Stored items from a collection
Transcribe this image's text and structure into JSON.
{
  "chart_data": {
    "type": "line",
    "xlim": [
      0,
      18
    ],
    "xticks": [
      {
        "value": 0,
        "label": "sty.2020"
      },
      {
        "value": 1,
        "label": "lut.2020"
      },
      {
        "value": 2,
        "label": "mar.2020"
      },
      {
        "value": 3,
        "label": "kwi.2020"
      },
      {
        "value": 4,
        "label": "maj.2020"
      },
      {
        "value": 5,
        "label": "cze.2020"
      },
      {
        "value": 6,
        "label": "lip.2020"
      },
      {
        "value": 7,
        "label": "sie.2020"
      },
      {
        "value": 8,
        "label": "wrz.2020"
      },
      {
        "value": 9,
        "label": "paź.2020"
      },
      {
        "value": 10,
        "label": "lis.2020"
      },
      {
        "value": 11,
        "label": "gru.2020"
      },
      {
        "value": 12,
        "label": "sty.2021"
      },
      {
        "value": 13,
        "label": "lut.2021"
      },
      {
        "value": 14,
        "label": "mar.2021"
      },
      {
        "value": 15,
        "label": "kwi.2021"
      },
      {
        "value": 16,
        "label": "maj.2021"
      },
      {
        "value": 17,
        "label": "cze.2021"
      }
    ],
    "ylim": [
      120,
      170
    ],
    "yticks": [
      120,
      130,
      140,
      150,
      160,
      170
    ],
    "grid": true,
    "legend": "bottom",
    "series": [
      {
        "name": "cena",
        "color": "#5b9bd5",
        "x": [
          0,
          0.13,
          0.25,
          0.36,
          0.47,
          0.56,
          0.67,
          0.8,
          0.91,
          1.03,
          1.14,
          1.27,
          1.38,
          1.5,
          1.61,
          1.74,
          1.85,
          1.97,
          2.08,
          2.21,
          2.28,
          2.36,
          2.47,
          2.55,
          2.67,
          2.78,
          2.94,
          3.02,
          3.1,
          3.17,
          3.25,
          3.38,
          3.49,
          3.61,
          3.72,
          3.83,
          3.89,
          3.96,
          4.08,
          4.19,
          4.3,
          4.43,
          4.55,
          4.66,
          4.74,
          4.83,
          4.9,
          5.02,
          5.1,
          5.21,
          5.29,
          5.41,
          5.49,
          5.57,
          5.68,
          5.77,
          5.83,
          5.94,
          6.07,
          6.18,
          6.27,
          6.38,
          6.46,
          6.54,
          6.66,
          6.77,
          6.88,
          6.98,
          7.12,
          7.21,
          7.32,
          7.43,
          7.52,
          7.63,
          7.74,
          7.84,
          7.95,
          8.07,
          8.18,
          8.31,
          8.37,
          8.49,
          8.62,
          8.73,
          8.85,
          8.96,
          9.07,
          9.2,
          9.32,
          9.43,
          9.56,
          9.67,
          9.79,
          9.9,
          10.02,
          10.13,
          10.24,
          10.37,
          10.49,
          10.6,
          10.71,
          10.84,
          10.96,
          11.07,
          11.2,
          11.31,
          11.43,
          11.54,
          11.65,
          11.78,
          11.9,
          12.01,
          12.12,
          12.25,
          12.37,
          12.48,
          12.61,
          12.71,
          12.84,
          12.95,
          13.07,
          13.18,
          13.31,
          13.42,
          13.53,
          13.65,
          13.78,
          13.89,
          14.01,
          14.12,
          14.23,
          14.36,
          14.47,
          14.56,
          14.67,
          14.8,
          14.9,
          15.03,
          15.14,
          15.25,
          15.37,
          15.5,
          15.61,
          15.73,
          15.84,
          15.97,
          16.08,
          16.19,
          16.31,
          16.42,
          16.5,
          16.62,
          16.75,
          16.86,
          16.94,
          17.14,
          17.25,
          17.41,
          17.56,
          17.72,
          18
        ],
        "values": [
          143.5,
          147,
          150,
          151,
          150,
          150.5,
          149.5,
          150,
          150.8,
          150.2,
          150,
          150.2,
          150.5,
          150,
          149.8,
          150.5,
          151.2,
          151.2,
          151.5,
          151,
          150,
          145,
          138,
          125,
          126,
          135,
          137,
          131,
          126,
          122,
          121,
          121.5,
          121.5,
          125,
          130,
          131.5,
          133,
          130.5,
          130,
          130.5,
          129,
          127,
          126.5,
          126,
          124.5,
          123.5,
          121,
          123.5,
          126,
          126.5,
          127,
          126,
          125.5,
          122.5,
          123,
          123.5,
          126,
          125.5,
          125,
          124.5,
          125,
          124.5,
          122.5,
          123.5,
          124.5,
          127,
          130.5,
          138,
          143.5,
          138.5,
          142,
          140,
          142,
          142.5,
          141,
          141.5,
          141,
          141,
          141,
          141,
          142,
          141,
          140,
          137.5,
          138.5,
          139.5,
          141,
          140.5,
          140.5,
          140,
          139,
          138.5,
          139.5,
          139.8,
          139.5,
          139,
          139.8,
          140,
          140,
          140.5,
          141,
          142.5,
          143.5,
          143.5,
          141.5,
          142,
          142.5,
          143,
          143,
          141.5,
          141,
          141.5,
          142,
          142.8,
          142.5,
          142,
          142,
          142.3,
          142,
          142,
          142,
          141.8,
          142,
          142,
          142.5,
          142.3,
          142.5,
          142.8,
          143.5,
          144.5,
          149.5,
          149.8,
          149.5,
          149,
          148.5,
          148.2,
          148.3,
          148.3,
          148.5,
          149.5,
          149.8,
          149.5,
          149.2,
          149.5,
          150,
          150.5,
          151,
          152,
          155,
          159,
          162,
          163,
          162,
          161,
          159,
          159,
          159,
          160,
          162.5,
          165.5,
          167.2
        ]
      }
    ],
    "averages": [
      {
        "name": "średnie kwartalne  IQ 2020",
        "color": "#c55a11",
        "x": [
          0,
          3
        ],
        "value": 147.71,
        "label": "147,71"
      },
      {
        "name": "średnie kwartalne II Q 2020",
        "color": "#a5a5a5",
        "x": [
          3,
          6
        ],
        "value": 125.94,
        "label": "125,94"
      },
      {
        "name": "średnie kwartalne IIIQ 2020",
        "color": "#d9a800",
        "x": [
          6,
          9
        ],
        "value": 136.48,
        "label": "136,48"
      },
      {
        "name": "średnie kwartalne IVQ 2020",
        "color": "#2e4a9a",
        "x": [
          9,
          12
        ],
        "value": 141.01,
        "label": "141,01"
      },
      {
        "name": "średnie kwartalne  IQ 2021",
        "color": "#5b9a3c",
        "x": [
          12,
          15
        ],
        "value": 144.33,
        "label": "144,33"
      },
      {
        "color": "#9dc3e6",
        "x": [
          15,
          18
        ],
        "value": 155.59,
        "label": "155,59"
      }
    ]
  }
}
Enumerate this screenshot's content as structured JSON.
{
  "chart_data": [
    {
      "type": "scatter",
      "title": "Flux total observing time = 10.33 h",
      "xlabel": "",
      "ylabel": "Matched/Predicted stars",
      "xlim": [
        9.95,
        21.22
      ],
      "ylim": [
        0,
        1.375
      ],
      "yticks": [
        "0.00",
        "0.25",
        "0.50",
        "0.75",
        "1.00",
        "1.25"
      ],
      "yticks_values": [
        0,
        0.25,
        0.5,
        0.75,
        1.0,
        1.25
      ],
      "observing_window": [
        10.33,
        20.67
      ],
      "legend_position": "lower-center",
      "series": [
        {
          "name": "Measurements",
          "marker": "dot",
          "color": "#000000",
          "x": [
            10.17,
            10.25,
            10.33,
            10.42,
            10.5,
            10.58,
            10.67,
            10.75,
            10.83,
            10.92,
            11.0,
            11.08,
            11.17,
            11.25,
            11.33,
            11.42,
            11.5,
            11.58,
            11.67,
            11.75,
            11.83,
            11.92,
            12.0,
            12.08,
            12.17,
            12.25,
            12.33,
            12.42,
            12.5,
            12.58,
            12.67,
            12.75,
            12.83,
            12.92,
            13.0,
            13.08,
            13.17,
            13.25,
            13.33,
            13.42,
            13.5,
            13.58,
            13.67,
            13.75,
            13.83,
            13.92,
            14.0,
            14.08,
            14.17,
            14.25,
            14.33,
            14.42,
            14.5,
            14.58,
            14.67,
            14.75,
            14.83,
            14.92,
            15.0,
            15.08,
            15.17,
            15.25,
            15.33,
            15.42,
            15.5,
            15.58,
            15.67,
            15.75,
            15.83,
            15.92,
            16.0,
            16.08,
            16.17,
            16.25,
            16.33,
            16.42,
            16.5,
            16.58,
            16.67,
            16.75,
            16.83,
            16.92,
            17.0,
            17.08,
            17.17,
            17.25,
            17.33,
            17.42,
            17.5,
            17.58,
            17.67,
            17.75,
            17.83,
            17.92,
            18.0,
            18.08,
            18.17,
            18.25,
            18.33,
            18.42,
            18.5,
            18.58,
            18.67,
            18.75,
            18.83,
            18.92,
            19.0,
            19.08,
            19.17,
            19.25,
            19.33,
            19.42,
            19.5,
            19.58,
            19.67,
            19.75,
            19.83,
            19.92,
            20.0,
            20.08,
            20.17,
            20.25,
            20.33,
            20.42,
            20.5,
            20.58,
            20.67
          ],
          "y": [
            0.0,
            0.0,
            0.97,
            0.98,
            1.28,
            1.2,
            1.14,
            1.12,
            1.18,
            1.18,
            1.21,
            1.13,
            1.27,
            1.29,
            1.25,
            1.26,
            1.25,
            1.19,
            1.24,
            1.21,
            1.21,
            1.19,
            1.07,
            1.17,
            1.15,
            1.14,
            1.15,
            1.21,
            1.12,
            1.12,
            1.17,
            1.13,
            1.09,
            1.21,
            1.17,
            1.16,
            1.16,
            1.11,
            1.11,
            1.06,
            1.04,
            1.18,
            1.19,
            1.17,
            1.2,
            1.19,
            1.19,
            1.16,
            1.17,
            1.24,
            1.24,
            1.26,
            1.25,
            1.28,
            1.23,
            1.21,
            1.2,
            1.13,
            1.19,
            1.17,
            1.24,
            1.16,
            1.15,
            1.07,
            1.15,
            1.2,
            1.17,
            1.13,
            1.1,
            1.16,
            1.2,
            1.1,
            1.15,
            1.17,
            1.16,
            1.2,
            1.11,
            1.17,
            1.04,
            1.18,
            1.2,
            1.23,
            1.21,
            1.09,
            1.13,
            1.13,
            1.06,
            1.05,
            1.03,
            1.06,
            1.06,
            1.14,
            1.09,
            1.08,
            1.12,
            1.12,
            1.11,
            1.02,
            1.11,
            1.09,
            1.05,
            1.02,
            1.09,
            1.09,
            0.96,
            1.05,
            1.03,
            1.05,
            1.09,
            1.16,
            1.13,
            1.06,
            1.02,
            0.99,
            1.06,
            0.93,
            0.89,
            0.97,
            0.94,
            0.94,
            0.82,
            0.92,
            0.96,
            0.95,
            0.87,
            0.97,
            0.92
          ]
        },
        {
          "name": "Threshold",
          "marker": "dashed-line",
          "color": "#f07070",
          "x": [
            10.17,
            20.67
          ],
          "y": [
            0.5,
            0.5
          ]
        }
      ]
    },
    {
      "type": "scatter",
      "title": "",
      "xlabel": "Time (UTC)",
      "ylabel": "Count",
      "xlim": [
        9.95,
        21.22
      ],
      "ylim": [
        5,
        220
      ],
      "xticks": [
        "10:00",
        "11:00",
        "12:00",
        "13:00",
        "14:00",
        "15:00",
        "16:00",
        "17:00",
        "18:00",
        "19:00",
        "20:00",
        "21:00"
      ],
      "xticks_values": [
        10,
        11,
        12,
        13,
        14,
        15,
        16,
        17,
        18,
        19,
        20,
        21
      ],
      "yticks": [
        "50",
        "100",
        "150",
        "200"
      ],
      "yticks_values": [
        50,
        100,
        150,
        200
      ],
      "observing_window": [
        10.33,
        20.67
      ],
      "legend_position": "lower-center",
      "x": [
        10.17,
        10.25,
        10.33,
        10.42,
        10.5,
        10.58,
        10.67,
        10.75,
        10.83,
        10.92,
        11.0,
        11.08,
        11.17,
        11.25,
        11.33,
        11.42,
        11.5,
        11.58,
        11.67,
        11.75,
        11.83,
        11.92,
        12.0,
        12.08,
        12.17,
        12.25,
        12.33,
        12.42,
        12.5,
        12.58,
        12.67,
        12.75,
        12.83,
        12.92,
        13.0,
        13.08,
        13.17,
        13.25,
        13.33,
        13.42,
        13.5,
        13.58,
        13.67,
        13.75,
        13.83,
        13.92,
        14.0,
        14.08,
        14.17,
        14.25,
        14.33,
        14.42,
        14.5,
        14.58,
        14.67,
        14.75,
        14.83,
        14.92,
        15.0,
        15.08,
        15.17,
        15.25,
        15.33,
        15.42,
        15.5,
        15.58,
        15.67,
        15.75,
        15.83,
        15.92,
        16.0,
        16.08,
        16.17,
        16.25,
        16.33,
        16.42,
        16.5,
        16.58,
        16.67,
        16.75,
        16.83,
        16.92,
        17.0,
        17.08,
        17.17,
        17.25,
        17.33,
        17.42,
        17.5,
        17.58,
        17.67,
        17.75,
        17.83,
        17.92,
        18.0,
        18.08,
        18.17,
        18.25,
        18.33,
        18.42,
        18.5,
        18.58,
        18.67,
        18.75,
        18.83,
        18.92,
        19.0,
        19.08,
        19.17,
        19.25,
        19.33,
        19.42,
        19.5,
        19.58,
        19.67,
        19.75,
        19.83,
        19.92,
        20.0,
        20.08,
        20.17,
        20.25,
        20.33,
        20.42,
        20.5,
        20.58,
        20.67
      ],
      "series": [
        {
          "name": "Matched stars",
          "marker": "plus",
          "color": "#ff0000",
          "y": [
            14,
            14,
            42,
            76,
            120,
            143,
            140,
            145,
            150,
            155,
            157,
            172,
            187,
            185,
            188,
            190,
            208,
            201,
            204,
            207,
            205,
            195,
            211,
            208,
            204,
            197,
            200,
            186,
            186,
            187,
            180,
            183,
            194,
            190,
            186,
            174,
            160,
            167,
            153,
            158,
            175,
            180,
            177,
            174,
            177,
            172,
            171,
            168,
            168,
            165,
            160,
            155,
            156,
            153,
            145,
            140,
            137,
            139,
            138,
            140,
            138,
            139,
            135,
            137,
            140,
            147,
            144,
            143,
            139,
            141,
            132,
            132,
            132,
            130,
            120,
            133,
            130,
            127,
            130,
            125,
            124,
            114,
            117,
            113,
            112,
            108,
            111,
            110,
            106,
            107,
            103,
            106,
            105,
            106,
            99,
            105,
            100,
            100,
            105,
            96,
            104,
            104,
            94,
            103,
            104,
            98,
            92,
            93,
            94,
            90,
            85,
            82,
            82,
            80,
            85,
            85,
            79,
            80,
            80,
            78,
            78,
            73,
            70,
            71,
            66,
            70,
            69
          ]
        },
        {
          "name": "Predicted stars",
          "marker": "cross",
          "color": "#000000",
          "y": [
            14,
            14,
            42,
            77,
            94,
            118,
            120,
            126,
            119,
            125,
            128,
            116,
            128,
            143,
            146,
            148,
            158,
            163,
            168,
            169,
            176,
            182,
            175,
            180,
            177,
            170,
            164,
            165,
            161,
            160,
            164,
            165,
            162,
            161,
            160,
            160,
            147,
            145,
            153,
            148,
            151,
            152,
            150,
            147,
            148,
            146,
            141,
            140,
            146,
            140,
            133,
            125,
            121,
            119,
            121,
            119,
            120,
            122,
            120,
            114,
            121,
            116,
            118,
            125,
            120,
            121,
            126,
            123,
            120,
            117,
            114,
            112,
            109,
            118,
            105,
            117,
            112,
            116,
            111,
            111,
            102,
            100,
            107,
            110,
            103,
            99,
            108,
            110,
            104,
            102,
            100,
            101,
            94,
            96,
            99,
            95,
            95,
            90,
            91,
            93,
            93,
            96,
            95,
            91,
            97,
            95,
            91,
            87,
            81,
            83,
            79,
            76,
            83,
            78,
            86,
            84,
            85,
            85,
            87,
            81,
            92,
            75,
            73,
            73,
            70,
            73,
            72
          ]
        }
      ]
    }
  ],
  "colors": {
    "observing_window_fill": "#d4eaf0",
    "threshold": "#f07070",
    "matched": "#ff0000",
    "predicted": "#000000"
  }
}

_Task to carry out_
Copy all lines from the data that hold the word "kwartalne".

_Reply to the task_
        "name": "średnie kwartalne  IQ 2020",
        "name": "średnie kwartalne II Q 2020",
        "name": "średnie kwartalne IIIQ 2020",
        "name": "średnie kwartalne IVQ 2020",
        "name": "średnie kwartalne  IQ 2021",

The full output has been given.